• [Exercise]:
Can you return, unchanged, the lines from the one that contains "Serialize everything readable" to the last line, with the pictures left out?
>> Begin Given information
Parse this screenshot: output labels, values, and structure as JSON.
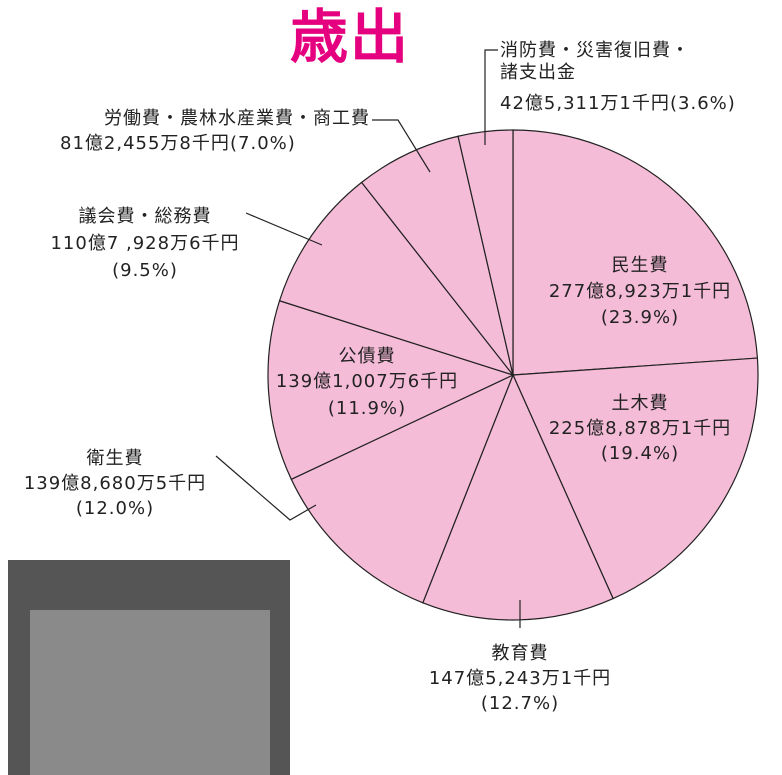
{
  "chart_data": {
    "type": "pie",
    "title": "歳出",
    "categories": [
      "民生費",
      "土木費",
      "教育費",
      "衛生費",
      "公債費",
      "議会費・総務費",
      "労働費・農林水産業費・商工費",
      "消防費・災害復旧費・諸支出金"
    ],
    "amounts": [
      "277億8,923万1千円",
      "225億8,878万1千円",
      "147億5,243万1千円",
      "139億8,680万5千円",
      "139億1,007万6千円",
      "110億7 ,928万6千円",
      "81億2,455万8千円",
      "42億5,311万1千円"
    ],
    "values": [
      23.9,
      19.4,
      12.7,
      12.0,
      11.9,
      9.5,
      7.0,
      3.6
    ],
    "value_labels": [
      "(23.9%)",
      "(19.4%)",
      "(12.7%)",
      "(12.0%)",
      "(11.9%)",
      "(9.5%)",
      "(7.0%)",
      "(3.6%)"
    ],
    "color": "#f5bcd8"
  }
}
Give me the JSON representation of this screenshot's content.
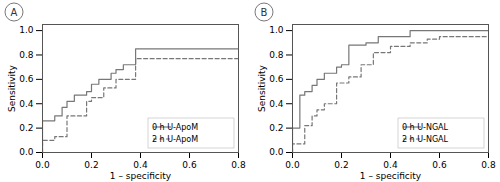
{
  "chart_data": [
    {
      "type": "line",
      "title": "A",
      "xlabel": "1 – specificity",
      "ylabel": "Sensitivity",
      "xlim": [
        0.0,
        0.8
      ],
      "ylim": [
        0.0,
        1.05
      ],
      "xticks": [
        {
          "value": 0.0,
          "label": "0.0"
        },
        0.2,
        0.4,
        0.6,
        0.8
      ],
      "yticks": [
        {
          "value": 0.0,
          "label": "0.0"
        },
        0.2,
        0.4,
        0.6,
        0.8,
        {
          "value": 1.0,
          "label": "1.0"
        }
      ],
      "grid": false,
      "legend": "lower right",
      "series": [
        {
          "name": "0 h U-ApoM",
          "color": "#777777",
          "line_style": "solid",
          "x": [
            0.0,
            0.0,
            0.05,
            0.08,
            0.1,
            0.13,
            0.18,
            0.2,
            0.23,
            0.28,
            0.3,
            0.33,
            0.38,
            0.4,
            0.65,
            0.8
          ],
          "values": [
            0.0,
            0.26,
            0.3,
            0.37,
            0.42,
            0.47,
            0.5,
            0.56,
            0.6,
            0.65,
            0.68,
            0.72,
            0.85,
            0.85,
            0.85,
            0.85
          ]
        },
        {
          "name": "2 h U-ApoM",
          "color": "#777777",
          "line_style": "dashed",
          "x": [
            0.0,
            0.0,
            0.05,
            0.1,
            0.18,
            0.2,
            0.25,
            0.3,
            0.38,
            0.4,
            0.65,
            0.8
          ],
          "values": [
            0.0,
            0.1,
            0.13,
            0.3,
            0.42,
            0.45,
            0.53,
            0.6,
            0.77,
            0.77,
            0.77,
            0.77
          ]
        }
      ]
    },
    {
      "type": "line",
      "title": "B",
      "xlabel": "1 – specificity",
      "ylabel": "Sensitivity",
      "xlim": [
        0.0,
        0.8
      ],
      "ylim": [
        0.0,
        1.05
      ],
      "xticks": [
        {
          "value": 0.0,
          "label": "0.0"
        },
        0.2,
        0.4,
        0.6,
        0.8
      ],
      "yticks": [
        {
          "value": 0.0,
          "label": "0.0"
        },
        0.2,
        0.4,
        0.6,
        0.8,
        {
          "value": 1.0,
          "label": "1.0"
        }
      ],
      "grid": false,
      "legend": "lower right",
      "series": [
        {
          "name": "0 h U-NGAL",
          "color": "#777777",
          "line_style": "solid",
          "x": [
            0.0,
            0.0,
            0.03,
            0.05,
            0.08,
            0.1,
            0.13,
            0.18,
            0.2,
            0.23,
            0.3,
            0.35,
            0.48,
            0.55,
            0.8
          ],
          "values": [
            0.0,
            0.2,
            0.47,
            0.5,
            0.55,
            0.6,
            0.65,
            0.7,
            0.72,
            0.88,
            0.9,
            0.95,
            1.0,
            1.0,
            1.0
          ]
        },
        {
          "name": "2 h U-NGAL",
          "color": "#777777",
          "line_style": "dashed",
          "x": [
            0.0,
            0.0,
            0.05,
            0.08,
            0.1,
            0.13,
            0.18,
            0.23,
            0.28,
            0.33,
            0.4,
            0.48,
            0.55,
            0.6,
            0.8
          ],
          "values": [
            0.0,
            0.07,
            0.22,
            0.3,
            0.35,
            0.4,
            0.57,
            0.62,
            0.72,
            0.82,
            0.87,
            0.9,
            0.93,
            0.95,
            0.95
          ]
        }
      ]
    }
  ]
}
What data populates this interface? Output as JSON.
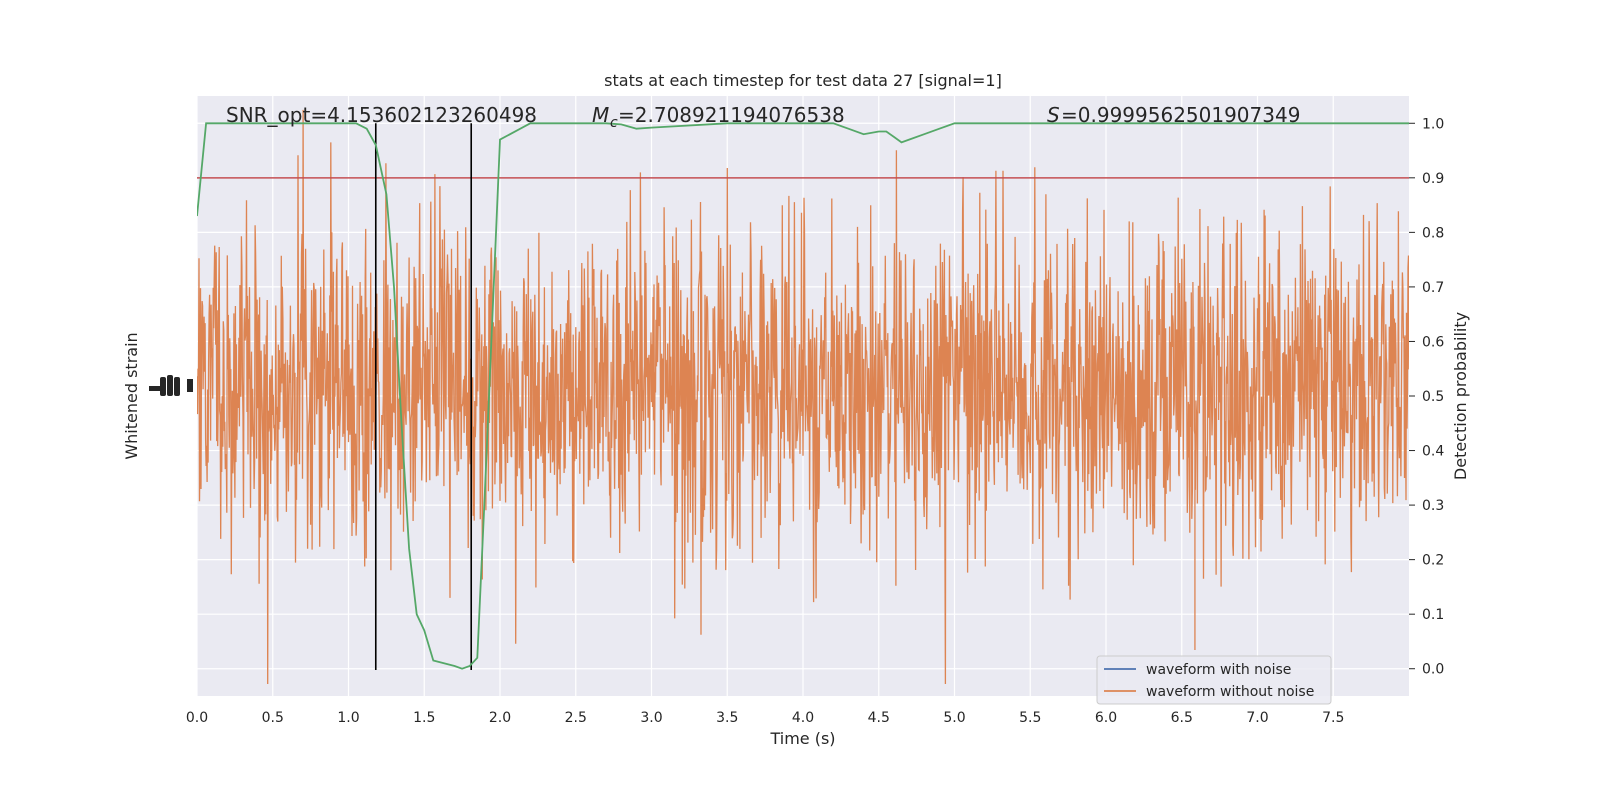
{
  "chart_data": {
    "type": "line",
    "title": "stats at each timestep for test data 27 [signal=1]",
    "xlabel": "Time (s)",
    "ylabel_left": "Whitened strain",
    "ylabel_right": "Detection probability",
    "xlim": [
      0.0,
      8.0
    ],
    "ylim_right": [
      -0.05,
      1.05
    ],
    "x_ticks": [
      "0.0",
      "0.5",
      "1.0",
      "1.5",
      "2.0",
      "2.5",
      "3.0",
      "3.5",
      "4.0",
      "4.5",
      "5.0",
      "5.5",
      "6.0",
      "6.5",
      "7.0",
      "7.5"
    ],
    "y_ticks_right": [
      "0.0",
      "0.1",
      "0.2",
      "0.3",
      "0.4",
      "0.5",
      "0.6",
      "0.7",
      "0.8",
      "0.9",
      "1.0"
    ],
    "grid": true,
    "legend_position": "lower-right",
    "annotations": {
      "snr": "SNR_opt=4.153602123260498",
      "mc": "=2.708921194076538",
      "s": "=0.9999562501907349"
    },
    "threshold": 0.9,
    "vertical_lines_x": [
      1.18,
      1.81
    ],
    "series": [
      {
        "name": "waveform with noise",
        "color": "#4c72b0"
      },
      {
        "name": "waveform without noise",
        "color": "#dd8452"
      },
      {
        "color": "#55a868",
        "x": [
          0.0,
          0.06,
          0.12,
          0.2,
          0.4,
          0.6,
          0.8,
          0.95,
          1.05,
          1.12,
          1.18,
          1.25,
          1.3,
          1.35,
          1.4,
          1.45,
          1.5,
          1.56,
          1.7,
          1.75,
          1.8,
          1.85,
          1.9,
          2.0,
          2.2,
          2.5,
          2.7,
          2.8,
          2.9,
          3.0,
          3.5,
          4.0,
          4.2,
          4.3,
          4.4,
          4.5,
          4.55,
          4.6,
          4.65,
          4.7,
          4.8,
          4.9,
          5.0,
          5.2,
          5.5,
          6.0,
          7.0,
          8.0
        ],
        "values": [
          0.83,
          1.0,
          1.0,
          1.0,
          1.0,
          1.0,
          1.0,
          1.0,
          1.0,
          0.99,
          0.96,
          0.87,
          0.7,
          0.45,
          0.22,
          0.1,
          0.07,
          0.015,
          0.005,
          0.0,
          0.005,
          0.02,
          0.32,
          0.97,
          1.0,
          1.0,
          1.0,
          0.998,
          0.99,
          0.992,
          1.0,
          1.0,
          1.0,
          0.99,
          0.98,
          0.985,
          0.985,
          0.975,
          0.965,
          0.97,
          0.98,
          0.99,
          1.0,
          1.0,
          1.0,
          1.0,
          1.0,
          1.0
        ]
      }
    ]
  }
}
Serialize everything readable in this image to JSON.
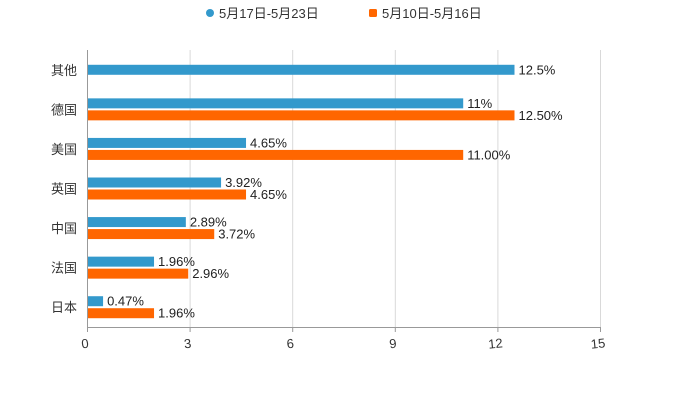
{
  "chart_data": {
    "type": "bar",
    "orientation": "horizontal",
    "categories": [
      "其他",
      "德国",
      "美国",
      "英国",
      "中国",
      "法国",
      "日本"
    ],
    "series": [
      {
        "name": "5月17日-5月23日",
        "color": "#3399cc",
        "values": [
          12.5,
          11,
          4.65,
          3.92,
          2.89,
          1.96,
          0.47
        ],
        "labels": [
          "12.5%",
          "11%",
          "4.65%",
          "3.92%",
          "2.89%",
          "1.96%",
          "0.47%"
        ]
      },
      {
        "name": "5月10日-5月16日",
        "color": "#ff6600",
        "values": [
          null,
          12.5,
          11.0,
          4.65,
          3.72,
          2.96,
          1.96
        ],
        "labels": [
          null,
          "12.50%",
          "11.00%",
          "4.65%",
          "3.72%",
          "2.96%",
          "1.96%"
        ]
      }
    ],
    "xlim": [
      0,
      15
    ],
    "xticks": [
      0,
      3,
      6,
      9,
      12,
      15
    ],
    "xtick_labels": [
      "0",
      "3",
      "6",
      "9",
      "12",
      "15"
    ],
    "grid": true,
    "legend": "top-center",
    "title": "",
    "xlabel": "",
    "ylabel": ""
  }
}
>> End Given information
• [Response for this exercise]:
Serialize everything readable in this image to JSON.
{
  "chart_data": {
    "type": "bar",
    "orientation": "horizontal",
    "categories": [
      "其他",
      "德国",
      "美国",
      "英国",
      "中国",
      "法国",
      "日本"
    ],
    "series": [
      {
        "name": "5月17日-5月23日",
        "color": "#3399cc",
        "values": [
          12.5,
          11,
          4.65,
          3.92,
          2.89,
          1.96,
          0.47
        ],
        "labels": [
          "12.5%",
          "11%",
          "4.65%",
          "3.92%",
          "2.89%",
          "1.96%",
          "0.47%"
        ]
      },
      {
        "name": "5月10日-5月16日",
        "color": "#ff6600",
        "values": [
          null,
          12.5,
          11.0,
          4.65,
          3.72,
          2.96,
          1.96
        ],
        "labels": [
          null,
          "12.50%",
          "11.00%",
          "4.65%",
          "3.72%",
          "2.96%",
          "1.96%"
        ]
      }
    ],
    "xlim": [
      0,
      15
    ],
    "xticks": [
      0,
      3,
      6,
      9,
      12,
      15
    ],
    "xtick_labels": [
      "0",
      "3",
      "6",
      "9",
      "12",
      "15"
    ],
    "grid": true,
    "legend": "top-center",
    "title": "",
    "xlabel": "",
    "ylabel": ""
  }
}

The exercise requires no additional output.